## Input records

+++

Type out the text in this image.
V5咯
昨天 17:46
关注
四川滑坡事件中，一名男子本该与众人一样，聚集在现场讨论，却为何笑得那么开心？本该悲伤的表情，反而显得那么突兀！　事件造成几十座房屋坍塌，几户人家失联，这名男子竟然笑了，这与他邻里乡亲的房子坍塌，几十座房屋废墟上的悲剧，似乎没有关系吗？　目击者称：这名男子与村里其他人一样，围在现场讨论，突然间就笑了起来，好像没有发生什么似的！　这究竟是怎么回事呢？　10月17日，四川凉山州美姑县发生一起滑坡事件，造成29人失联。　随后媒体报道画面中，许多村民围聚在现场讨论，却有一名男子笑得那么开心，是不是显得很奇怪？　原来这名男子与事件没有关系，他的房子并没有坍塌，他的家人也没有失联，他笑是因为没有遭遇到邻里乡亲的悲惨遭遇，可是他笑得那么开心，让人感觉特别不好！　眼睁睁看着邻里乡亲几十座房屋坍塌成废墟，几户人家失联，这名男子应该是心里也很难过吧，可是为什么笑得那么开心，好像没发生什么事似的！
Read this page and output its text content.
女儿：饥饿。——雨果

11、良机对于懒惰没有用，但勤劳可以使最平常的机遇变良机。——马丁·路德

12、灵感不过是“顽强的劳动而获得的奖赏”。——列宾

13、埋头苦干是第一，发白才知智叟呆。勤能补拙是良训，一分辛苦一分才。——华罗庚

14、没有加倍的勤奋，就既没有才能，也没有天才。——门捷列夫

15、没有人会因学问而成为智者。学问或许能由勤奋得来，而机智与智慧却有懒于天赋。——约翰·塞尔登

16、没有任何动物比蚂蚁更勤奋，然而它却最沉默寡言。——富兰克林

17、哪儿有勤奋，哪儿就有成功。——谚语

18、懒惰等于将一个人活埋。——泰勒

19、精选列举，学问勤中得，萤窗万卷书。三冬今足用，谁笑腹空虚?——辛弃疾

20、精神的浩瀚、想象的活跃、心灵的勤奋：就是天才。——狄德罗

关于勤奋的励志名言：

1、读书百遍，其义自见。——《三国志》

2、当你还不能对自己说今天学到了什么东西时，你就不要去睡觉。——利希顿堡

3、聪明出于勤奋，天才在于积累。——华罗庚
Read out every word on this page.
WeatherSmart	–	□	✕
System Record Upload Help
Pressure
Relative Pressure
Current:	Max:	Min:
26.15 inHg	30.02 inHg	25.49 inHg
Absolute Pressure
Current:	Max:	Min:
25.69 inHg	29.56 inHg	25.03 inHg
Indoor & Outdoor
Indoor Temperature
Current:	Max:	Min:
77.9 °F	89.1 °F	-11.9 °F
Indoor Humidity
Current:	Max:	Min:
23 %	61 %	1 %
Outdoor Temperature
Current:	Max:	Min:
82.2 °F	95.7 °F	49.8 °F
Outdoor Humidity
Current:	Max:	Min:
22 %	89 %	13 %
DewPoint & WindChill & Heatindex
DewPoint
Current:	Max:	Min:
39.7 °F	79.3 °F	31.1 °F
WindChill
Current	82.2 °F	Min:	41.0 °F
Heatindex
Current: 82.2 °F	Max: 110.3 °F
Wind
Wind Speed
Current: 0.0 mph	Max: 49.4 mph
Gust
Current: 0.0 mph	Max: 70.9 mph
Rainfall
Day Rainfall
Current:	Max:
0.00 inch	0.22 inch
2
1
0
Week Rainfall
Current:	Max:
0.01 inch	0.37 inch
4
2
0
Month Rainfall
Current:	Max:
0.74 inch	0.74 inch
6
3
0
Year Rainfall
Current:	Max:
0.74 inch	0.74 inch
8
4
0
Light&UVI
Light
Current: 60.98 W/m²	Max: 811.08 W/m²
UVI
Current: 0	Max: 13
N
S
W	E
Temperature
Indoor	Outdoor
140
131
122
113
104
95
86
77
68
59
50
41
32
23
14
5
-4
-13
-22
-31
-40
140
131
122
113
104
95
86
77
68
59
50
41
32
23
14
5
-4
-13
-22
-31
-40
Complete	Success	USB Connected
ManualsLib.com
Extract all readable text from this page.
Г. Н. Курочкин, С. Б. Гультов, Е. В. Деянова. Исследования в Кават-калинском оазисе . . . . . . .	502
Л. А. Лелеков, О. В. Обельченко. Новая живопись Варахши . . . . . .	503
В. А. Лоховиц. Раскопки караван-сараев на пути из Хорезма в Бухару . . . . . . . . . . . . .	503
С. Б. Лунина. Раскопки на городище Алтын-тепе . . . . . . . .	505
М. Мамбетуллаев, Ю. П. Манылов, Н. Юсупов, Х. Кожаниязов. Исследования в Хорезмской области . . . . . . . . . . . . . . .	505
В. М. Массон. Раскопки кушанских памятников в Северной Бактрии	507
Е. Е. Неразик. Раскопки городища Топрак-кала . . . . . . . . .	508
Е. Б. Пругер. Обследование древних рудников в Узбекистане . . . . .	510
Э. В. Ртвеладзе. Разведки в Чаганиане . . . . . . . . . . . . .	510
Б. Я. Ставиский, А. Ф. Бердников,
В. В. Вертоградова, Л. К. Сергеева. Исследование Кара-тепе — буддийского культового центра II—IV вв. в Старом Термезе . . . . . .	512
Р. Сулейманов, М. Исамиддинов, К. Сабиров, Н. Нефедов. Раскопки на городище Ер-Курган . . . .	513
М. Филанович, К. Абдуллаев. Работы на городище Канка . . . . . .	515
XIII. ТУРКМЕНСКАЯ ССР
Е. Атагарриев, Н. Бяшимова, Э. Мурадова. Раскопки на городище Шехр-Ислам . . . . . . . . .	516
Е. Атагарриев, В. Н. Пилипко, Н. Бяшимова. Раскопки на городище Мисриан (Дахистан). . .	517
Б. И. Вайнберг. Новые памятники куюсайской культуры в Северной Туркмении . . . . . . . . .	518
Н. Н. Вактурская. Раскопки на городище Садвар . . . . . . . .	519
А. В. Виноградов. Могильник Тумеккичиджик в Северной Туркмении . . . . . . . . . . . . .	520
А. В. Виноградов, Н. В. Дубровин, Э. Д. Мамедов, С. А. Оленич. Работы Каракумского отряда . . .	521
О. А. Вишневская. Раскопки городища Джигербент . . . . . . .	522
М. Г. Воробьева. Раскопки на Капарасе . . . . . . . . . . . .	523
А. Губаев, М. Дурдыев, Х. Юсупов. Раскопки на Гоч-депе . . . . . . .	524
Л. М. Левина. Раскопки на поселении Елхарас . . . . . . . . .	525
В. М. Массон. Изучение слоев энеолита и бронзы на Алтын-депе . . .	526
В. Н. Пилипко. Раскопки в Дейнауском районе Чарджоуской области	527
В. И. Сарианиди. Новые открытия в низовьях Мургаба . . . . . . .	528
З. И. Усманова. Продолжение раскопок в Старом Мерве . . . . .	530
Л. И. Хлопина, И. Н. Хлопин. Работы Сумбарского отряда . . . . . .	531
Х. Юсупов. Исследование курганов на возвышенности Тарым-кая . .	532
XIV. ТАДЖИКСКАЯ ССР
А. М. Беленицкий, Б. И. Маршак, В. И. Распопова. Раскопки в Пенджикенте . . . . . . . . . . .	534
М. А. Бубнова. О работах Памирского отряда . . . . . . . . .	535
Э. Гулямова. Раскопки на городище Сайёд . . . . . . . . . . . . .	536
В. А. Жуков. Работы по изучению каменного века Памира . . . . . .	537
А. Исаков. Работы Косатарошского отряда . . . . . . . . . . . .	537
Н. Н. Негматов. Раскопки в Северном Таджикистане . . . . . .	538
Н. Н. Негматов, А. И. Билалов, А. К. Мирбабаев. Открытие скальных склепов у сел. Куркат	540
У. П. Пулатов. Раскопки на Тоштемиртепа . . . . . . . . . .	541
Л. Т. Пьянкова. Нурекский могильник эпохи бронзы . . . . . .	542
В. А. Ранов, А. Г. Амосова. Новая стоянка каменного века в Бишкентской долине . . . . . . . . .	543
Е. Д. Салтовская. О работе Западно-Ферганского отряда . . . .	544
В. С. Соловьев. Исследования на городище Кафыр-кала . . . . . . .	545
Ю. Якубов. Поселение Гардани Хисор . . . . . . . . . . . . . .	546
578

+++

## To do
Return a copy of every line that includes the word "Pressure".

## The result
Pressure
Relative Pressure
Absolute Pressure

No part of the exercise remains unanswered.